(Box coordinate listings)

═══

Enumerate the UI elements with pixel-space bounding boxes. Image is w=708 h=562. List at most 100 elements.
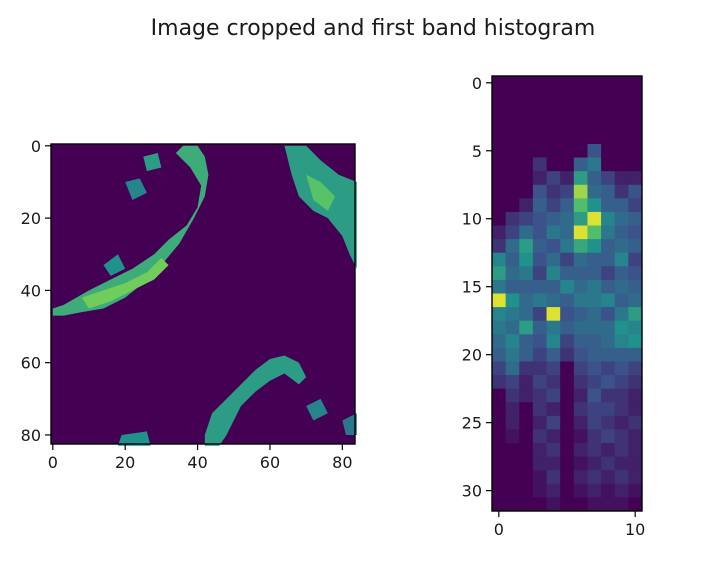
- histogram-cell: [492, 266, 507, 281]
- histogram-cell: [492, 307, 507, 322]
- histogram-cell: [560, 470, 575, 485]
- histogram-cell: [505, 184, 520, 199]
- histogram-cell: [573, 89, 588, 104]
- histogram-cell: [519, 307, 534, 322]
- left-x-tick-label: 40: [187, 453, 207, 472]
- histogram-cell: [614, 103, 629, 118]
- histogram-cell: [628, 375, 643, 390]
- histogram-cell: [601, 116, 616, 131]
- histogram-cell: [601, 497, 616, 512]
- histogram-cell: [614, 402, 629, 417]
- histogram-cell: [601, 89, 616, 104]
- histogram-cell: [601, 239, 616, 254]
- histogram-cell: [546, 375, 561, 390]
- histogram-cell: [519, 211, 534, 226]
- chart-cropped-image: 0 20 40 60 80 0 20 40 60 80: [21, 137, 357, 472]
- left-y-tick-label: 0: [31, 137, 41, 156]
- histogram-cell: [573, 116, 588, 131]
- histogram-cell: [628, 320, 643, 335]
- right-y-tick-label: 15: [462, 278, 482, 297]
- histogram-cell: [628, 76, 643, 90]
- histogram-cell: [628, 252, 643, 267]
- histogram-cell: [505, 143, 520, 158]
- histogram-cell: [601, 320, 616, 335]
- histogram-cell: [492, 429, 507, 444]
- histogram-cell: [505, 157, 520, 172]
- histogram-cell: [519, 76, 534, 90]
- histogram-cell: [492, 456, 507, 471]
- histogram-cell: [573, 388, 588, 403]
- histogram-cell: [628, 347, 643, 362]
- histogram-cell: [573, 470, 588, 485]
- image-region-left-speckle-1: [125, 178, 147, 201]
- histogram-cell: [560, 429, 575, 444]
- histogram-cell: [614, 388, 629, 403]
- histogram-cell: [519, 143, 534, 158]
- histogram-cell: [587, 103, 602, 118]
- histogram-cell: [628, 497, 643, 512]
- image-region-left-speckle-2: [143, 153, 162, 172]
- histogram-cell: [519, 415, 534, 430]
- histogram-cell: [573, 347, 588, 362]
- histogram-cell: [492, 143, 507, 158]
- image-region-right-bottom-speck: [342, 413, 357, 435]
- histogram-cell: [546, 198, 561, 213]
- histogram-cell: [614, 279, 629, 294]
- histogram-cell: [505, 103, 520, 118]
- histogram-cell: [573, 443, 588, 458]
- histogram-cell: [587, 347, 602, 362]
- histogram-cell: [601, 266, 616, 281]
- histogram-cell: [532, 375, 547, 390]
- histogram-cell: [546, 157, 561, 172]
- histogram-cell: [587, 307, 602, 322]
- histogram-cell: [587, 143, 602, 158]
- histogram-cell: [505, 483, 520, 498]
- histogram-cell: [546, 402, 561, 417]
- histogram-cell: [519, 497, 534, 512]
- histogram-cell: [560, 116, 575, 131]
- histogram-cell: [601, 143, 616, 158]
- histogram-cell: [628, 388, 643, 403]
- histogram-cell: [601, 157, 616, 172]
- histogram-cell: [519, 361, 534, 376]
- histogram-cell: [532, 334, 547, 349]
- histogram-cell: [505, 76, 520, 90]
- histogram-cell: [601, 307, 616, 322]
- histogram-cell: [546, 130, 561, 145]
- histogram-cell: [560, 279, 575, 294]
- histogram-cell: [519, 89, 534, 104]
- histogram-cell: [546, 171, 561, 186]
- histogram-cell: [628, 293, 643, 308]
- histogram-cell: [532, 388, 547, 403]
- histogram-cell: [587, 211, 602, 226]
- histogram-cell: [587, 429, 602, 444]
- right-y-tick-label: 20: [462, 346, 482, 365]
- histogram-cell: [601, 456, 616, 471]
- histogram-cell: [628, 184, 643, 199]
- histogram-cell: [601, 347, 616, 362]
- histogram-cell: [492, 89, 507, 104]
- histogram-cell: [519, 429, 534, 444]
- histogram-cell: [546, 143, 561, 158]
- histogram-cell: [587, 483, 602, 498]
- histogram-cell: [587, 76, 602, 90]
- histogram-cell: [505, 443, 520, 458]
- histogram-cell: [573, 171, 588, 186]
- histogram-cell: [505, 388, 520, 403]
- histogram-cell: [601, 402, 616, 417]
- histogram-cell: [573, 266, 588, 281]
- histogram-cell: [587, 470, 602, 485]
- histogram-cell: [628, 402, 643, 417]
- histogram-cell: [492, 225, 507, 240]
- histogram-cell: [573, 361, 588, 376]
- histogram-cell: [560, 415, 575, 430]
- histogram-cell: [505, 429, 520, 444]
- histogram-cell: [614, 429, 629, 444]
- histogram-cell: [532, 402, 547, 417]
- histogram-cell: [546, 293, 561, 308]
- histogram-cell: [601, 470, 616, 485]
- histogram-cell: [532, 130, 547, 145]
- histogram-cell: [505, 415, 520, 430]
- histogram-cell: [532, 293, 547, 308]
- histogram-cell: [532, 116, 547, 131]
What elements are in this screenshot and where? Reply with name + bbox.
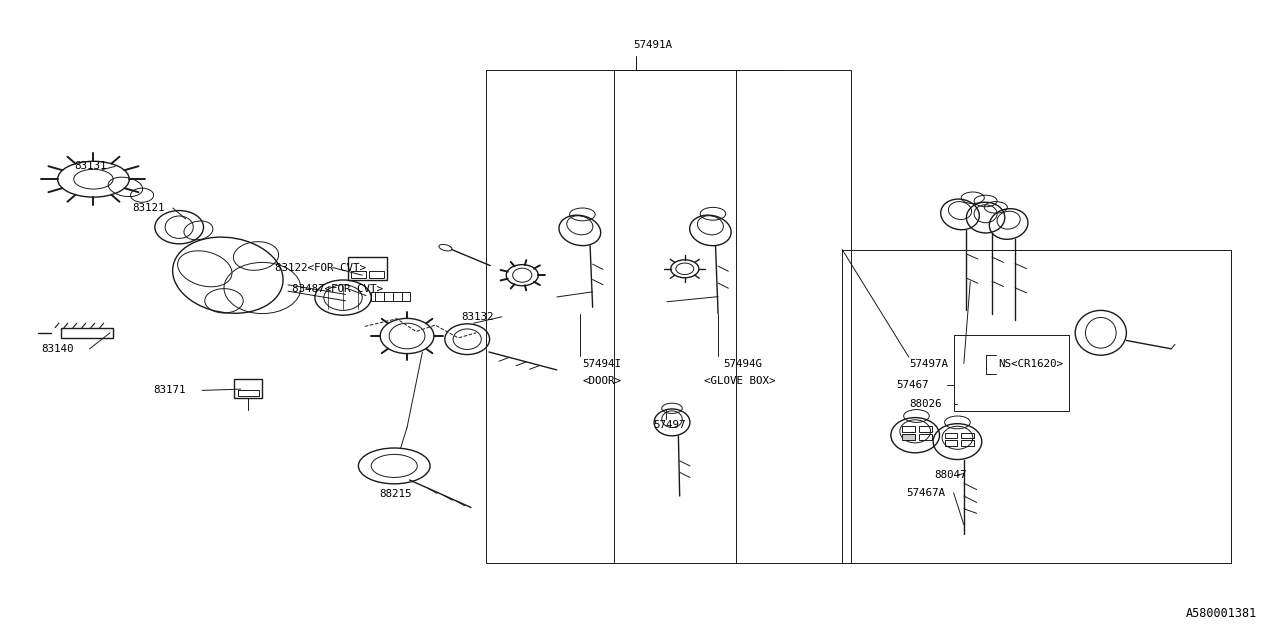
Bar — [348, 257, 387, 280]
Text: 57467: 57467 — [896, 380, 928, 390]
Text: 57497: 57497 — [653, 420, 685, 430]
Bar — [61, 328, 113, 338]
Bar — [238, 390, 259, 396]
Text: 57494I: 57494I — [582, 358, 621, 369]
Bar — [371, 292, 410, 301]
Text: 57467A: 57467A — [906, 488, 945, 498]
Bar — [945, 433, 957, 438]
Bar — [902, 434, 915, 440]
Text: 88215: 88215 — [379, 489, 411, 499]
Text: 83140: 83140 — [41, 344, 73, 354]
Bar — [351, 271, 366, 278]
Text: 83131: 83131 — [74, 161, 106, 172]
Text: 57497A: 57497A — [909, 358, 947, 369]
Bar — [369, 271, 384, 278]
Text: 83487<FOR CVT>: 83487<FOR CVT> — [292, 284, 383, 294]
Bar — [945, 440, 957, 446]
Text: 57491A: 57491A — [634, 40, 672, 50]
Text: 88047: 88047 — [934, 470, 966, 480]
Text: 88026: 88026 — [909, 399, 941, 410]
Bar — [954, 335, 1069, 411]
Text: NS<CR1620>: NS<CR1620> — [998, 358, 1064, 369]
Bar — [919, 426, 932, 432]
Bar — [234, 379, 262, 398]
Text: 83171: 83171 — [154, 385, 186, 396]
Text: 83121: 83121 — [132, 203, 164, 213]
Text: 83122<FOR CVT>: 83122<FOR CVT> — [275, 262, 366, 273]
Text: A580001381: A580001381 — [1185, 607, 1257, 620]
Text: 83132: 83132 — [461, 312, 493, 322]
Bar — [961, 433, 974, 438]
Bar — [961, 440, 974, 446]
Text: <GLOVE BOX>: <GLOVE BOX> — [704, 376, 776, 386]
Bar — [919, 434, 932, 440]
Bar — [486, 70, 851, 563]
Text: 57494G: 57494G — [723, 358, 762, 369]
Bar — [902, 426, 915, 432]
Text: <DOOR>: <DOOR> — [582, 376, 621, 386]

═══

* **Short problem**: Express every line of the rows above as a JSON list of strings, one string per line and no blank lines, leaving out the pictures.

* **Full output**:
[
  "Enumerate the UI elements with pixel-space bounding boxes. Image is w=708 h=562. List at most 100 elements.",
  "- histogram-cell: [492, 266, 507, 281]",
  "- histogram-cell: [492, 307, 507, 322]",
  "- histogram-cell: [560, 470, 575, 485]",
  "- histogram-cell: [505, 184, 520, 199]",
  "- histogram-cell: [573, 89, 588, 104]",
  "- histogram-cell: [519, 307, 534, 322]",
  "- left-x-tick-label: 40: [187, 453, 207, 472]",
  "- histogram-cell: [614, 103, 629, 118]",
  "- histogram-cell: [628, 375, 643, 390]",
  "- histogram-cell: [601, 116, 616, 131]",
  "- histogram-cell: [601, 497, 616, 512]",
  "- histogram-cell: [614, 402, 629, 417]",
  "- histogram-cell: [601, 89, 616, 104]",
  "- histogram-cell: [601, 239, 616, 254]",
  "- histogram-cell: [546, 375, 561, 390]",
  "- histogram-cell: [519, 211, 534, 226]",
  "- chart-cropped-image: 0 20 40 60 80 0 20 40 60 80: [21, 137, 357, 472]",
  "- left-y-tick-label: 0: [31, 137, 41, 156]",
  "- histogram-cell: [573, 116, 588, 131]",
  "- histogram-cell: [628, 320, 643, 335]",
  "- right-y-tick-label: 15: [462, 278, 482, 297]",
  "- histogram-cell: [628, 76, 643, 90]",
  "- histogram-cell: [628, 252, 643, 267]",
  "- histogram-cell: [505, 143, 520, 158]",
  "- histogram-cell: [601, 320, 616, 335]",
  "- histogram-cell: [492, 429, 507, 444]",
  "- histogram-cell: [505, 157, 520, 172]",
  "- histogram-cell: [519, 76, 534, 90]",
  "- histogram-cell: [492, 456, 507, 471]",
  "- histogram-cell: [573, 388, 588, 403]",
  "- histogram-cell: [628, 347, 643, 362]",
  "- histogram-cell: [573, 470, 588, 485]",
  "- image-region-left-speckle-1: [125, 178, 147, 201]",
  "- histogram-cell: [560, 429, 575, 444]",
  "- histogram-cell: [614, 388, 629, 403]",
  "- histogram-cell: [519, 143, 534, 158]",
  "- histogram-cell: [587, 103, 602, 118]",
  "- histogram-cell: [628, 497, 643, 512]",
  "- image-region-left-speckle-2: [143, 153, 162, 172]",
  "- histogram-cell: [519, 415, 534, 430]",
  "- histogram-cell: [573, 347, 588, 362]",
  "- histogram-cell: [492, 143, 507, 158]",
  "- image-region-right-bottom-speck: [342, 413, 357, 435]",
  "- histogram-cell: [546, 198, 561, 213]",
  "- histogram-cell: [614, 279, 629, 294]",
  "- histogram-cell: [505, 103, 520, 118]",
  "- histogram-cell: [573, 443, 588, 458]",
  "- histogram-cell: [587, 347, 602, 362]",
  "- histogram-cell: [601, 266, 616, 281]",
  "- histogram-cell: [532, 375, 547, 390]",
  "- histogram-cell: [546, 157, 561, 172]",
  "- histogram-cell: [587, 307, 602, 322]",
  "- histogram-cell: [587, 143, 602, 158]",
  "- histogram-cell: [505, 483, 520, 498]",
  "- histogram-cell: [546, 402, 561, 417]",
  "- histogram-cell: [519, 497, 534, 512]",
  "- histogram-cell: [560, 116, 575, 131]",
  "- histogram-cell: [601, 143, 616, 158]",
  "- histogram-cell: [628, 388, 643, 403]",
  "- histogram-cell: [601, 157, 616, 172]",
  "- histogram-cell: [519, 361, 534, 376]",
  "- histogram-cell: [532, 334, 547, 349]",
  "- histogram-cell: [505, 76, 520, 90]",
  "- histogram-cell: [601, 307, 616, 322]",
  "- histogram-cell: [546, 130, 561, 145]",
  "- histogram-cell: [560, 279, 575, 294]",
  "- histogram-cell: [519, 89, 534, 104]",
  "- histogram-cell: [546, 171, 561, 186]",
  "- histogram-cell: [628, 293, 643, 308]",
  "- histogram-cell: [532, 388, 547, 403]",
  "- histogram-cell: [587, 211, 602, 226]",
  "- histogram-cell: [587, 429, 602, 444]",
  "- right-y-tick-label: 20: [462, 346, 482, 365]",
  "- histogram-cell: [601, 456, 616, 471]",
  "- histogram-cell: [628, 184, 643, 199]",
  "- histogram-cell: [601, 347, 616, 362]",
  "- histogram-cell: [492, 89, 507, 104]",
  "- histogram-cell: [519, 429, 534, 444]",
  "- histogram-cell: [546, 143, 561, 158]",
  "- histogram-cell: [587, 483, 602, 498]",
  "- histogram-cell: [587, 76, 602, 90]",
  "- histogram-cell: [505, 443, 520, 458]",
  "- histogram-cell: [573, 171, 588, 186]",
  "- histogram-cell: [505, 388, 520, 403]",
  "- histogram-cell: [601, 402, 616, 417]",
  "- histogram-cell: [573, 266, 588, 281]",
  "- histogram-cell: [587, 470, 602, 485]",
  "- histogram-cell: [628, 402, 643, 417]",
  "- histogram-cell: [492, 225, 507, 240]",
  "- histogram-cell: [573, 361, 588, 376]",
  "- histogram-cell: [560, 415, 575, 430]",
  "- histogram-cell: [505, 429, 520, 444]",
  "- histogram-cell: [614, 429, 629, 444]",
  "- histogram-cell: [532, 402, 547, 417]",
  "- histogram-cell: [546, 293, 561, 308]",
  "- histogram-cell: [601, 470, 616, 485]",
  "- histogram-cell: [532, 130, 547, 145]",
  "- histogram-cell: [505, 415, 520, 430]",
  "- histogram-cell: [532, 293, 547, 308]",
  "- histogram-cell: [532, 116, 547, 131]",
  "What elements are in this screenshot and where? Reply with name + bbox.",
  "Bar — [348, 257, 387, 280]",
  "Text: 57467: 57467 — [896, 380, 928, 390]",
  "Text: 57497: 57497 — [653, 420, 685, 430]",
  "Bar — [61, 328, 113, 338]",
  "Bar — [238, 390, 259, 396]",
  "Text: 57494I: 57494I — [582, 358, 621, 369]",
  "Bar — [371, 292, 410, 301]",
  "Text: 57467A: 57467A — [906, 488, 945, 498]",
  "Bar — [945, 433, 957, 438]",
  "Bar — [902, 434, 915, 440]",
  "Text: 88215: 88215 — [379, 489, 411, 499]",
  "Text: 83140: 83140 — [41, 344, 73, 354]",
  "Bar — [351, 271, 366, 278]",
  "Text: 83131: 83131 — [74, 161, 106, 172]",
  "Text: 57497A: 57497A — [909, 358, 947, 369]",
  "Bar — [369, 271, 384, 278]",
  "Text: 83487<FOR CVT>: 83487<FOR CVT> — [292, 284, 383, 294]",
  "Bar — [945, 440, 957, 446]",
  "Text: 57491A: 57491A — [634, 40, 672, 50]",
  "Text: 88047: 88047 — [934, 470, 966, 480]",
  "Text: 88026: 88026 — [909, 399, 941, 410]",
  "Bar — [954, 335, 1069, 411]",
  "Text: NS<CR1620>: NS<CR1620> — [998, 358, 1064, 369]",
  "Bar — [919, 426, 932, 432]",
  "Bar — [234, 379, 262, 398]",
  "Text: 83171: 83171 — [154, 385, 186, 396]",
  "Text: 83121: 83121 — [132, 203, 164, 213]",
  "Text: 83122<FOR CVT>: 83122<FOR CVT> — [275, 262, 366, 273]",
  "Text: A580001381: A580001381 — [1185, 607, 1257, 620]",
  "Text: 83132: 83132 — [461, 312, 493, 322]",
  "Bar — [961, 433, 974, 438]",
  "Bar — [961, 440, 974, 446]",
  "Text: <GLOVE BOX>: <GLOVE BOX> — [704, 376, 776, 386]",
  "Bar — [919, 434, 932, 440]",
  "Bar — [486, 70, 851, 563]",
  "Text: 57494G: 57494G — [723, 358, 762, 369]",
  "Bar — [902, 426, 915, 432]",
  "Text: <DOOR>: <DOOR> — [582, 376, 621, 386]"
]